Butembo : la synergie des Wazalendo confirme la délocalisation progressive de ses positions aux environs de la ville
La synergie des Volontaires pour la défense de la patrie (VDP), Front Grand Nord, confirme le début du processus de délocalisation de ses positions situées aux environs de la ville de Butembo, dans la province du Nord-Kivu.
À en croire le porte-parole adjoint des Wazalendo dans la région, l’opération commence ce 18 novembre 2025. Le colonel Guy Ngavo rassure que la synergie est déjà prête pour cette opération.
« Tout porteur d’armes n’est pas Muzalendo. Le cas récent qui s’est passé à Musimba, où on a tué une étudiante, nous déplorons cet assassinat. Pour des mesures palliatives, nous avons déjà commencé à délocaliser les positions des Wazalendo. Aujourd’hui même, on vient de délocaliser une position qui était située juste à côté de l’ISTM. Nous sommes prêts à délocaliser nos positions. Tous, nous ne sommes pas dans la synergie. Nous sommes bien identifiés. La synergie compte aujourd’hui 18 mouvements bien identifiés par les services de l’État. Ce qui s’est passé à Musimba, ce n’était pas un membre de la synergie. C’était un intrus, un monsieur qui se faisait passer pour un Muzalendo sous le nom de Zingene. Il est traqué et doit répondre de ses actes devant les juridictions, notamment devant l’auditorat militaire. Pour protéger la population de Manguredjipa, nous sommes vraiment bien disposés. Nos positions sont toujours en alerte pour que les ennemis ne puissent pas encore une fois massacrer notre population », a-t-il rassuré.
La même source mentionne que la délocalisation se réalise sur demande du gouverneur militaire du Nord-Kivu, le général major Kakule Somo Évariste. Il s’agit donc d’une réponse de l’autorité provinciale pour apaiser le climat social et reprendre le contrôle sur la présence militaire en zone urbaine.
Lors de leur manifestation la semaine dernière, pour rappel, les étudiants venaient d’exiger des autorités le retrait des Wazalendo des alentours des milieux scolaires et universitaires. C’était après le meurtre de l’étudiante Vyaghula Rosette de l’ISTM, atteinte d’une balle lors des accrochages entre deux groupes armés du côté de Musimba, dans le territoire de Lubero.

################

**Tâches à réaliser:**
1) Recopiez tout ce qui va de « À en croire » jusqu'à « pour cette opération. » dans l'extrait, et changez-y « colonel » en « commandant ».
2) Répondez brièvement à ces questions d'après l'extrait.
(a) À quelle date l'opération de délocalisation commence-t-elle ?
(b) Combien de mouvements la synergie compte-t-elle ?
(c) Dans quel territoire se trouve Musimba ?

(Données extraites d'une collection)
################

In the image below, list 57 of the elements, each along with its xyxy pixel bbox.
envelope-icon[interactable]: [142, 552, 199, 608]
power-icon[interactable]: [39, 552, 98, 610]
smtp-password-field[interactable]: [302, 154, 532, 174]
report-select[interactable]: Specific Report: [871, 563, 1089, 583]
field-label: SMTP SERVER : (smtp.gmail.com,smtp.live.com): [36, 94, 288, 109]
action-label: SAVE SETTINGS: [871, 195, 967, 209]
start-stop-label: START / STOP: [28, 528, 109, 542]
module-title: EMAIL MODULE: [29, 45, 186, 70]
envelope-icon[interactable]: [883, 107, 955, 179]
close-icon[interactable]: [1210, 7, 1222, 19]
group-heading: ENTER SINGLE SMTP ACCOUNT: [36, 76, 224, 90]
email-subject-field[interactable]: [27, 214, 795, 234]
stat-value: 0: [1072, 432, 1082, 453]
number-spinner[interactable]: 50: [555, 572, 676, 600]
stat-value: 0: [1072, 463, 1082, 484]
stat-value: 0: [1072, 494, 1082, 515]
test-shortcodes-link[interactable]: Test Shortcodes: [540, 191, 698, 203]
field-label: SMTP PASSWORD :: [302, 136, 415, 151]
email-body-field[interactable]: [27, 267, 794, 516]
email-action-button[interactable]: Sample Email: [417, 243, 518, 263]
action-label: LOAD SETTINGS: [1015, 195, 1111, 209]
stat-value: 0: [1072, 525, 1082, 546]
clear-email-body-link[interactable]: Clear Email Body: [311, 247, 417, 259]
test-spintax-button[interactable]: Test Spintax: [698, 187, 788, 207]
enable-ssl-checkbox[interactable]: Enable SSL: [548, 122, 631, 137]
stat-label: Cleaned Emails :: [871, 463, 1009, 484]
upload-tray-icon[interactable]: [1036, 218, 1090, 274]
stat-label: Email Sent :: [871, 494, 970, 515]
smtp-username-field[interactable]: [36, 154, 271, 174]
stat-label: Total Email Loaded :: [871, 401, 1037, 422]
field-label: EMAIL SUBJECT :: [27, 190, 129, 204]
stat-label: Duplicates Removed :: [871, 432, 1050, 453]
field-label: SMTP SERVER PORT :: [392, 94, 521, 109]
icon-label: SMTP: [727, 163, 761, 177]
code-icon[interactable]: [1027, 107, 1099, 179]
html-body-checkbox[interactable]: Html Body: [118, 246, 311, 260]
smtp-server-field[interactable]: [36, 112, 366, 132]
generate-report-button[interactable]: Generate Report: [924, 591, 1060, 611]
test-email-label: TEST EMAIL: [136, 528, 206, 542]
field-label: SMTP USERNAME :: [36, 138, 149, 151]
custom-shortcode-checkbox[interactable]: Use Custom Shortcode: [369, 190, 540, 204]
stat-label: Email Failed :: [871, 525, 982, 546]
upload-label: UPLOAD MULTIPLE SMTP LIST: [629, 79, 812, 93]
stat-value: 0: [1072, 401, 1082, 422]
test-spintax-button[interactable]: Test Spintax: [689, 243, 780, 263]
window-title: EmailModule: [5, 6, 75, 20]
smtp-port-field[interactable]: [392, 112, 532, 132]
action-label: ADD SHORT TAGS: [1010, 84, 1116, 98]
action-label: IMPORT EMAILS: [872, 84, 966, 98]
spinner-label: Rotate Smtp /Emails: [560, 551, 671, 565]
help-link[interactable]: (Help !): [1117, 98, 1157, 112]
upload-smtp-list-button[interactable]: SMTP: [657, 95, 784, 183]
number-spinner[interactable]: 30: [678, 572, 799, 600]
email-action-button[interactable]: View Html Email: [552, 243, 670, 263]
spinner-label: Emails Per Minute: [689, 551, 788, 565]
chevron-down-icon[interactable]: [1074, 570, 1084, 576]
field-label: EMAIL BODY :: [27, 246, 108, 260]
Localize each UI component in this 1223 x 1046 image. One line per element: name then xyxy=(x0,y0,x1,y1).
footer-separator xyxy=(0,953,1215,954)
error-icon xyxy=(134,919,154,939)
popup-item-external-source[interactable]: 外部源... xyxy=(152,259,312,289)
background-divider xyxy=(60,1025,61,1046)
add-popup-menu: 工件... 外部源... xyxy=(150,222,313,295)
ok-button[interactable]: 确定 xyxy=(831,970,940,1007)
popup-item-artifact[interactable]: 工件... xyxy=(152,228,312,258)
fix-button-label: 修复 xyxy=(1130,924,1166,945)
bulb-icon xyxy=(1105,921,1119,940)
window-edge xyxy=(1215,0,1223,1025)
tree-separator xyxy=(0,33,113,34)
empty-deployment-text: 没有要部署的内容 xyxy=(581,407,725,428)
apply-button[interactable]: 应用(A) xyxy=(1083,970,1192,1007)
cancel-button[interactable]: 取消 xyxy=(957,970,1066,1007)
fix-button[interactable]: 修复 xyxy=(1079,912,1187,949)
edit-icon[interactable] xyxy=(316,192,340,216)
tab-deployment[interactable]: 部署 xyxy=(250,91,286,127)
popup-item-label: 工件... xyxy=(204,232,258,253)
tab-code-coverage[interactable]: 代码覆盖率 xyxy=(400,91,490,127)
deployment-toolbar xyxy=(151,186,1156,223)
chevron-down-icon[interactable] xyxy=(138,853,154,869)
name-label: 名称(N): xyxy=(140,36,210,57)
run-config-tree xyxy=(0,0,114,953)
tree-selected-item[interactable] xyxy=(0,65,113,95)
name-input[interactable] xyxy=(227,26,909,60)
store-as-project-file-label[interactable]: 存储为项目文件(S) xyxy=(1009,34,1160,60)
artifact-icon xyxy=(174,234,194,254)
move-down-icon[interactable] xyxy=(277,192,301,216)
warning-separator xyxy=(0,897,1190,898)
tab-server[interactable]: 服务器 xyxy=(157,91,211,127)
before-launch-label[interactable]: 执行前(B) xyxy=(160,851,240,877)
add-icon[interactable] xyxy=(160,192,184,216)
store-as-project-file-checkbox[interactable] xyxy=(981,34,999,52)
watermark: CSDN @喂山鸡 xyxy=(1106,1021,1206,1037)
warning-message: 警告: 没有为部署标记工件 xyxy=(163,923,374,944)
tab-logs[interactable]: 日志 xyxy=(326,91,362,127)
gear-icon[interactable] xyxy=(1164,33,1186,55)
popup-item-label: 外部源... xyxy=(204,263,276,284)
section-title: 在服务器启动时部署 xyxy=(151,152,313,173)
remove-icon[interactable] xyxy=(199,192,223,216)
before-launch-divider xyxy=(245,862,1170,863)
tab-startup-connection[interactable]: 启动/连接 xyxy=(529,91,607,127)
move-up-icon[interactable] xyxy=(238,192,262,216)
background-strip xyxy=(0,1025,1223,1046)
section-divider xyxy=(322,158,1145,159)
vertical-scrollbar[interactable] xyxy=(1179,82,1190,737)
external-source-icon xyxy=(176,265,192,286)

################

**Résultats attendus:**
1)
À en croire le porte-parole adjoint des Wazalendo dans la région, l’opération commence ce 18 novembre 2025. Le commandant Guy Ngavo rassure que la synergie est déjà prête pour cette opération.

2)
(a) Le 18 novembre 2025.
(b) Elle compte 18 mouvements.
(c) Dans le territoire de Lubero.